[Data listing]

[BEGIN]

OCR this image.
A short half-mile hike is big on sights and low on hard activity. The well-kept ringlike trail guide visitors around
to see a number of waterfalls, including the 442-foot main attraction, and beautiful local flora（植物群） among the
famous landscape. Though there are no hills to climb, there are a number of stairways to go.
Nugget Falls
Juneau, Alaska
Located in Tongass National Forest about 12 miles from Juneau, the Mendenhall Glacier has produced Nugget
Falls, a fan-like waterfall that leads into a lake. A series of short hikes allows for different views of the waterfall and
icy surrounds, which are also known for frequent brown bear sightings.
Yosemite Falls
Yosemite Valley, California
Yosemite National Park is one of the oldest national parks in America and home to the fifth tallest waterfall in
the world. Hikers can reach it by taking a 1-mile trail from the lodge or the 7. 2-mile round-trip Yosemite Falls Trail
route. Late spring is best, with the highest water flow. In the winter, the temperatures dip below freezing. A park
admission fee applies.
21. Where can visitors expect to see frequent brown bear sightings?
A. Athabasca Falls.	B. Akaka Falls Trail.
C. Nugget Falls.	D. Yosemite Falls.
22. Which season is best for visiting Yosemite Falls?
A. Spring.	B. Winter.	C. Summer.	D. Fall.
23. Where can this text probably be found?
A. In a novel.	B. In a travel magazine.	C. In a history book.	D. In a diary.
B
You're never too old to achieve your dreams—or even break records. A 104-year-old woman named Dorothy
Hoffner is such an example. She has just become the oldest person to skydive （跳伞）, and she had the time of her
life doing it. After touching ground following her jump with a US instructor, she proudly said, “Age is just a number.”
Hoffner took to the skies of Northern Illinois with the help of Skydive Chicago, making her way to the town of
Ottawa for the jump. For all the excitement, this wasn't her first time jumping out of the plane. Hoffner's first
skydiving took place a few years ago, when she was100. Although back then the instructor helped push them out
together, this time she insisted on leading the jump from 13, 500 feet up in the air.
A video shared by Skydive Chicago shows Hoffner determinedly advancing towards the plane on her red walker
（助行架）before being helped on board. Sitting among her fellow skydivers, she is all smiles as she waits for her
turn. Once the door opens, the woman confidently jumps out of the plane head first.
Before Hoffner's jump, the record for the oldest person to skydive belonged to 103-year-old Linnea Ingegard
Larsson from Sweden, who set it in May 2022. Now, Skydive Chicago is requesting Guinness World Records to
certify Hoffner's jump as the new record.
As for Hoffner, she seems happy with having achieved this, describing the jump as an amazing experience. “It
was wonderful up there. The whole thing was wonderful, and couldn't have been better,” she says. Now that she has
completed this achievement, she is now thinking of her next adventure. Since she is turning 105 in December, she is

[END]

→ TASK DETAILS: Each record above should be restated word for word.

→ THE ANSWER:
OCR this image.
A short half-mile hike is big on sights and low on hard activity. The well-kept ringlike trail guide visitors around
to see a number of waterfalls, including the 442-foot main attraction, and beautiful local flora（植物群） among the
famous landscape. Though there are no hills to climb, there are a number of stairways to go.
Nugget Falls
Juneau, Alaska
Located in Tongass National Forest about 12 miles from Juneau, the Mendenhall Glacier has produced Nugget
Falls, a fan-like waterfall that leads into a lake. A series of short hikes allows for different views of the waterfall and
icy surrounds, which are also known for frequent brown bear sightings.
Yosemite Falls
Yosemite Valley, California
Yosemite National Park is one of the oldest national parks in America and home to the fifth tallest waterfall in
the world. Hikers can reach it by taking a 1-mile trail from the lodge or the 7. 2-mile round-trip Yosemite Falls Trail
route. Late spring is best, with the highest water flow. In the winter, the temperatures dip below freezing. A park
admission fee applies.
21. Where can visitors expect to see frequent brown bear sightings?
A. Athabasca Falls.	B. Akaka Falls Trail.
C. Nugget Falls.	D. Yosemite Falls.
22. Which season is best for visiting Yosemite Falls?
A. Spring.	B. Winter.	C. Summer.	D. Fall.
23. Where can this text probably be found?
A. In a novel.	B. In a travel magazine.	C. In a history book.	D. In a diary.
B
You're never too old to achieve your dreams—or even break records. A 104-year-old woman named Dorothy
Hoffner is such an example. She has just become the oldest person to skydive （跳伞）, and she had the time of her
life doing it. After touching ground following her jump with a US instructor, she proudly said, “Age is just a number.”
Hoffner took to the skies of Northern Illinois with the help of Skydive Chicago, making her way to the town of
Ottawa for the jump. For all the excitement, this wasn't her first time jumping out of the plane. Hoffner's first
skydiving took place a few years ago, when she was100. Although back then the instructor helped push them out
together, this time she insisted on leading the jump from 13, 500 feet up in the air.
A video shared by Skydive Chicago shows Hoffner determinedly advancing towards the plane on her red walker
（助行架）before being helped on board. Sitting among her fellow skydivers, she is all smiles as she waits for her
turn. Once the door opens, the woman confidently jumps out of the plane head first.
Before Hoffner's jump, the record for the oldest person to skydive belonged to 103-year-old Linnea Ingegard
Larsson from Sweden, who set it in May 2022. Now, Skydive Chicago is requesting Guinness World Records to
certify Hoffner's jump as the new record.
As for Hoffner, she seems happy with having achieved this, describing the jump as an amazing experience. “It
was wonderful up there. The whole thing was wonderful, and couldn't have been better,” she says. Now that she has
completed this achievement, she is now thinking of her next adventure. Since she is turning 105 in December, she is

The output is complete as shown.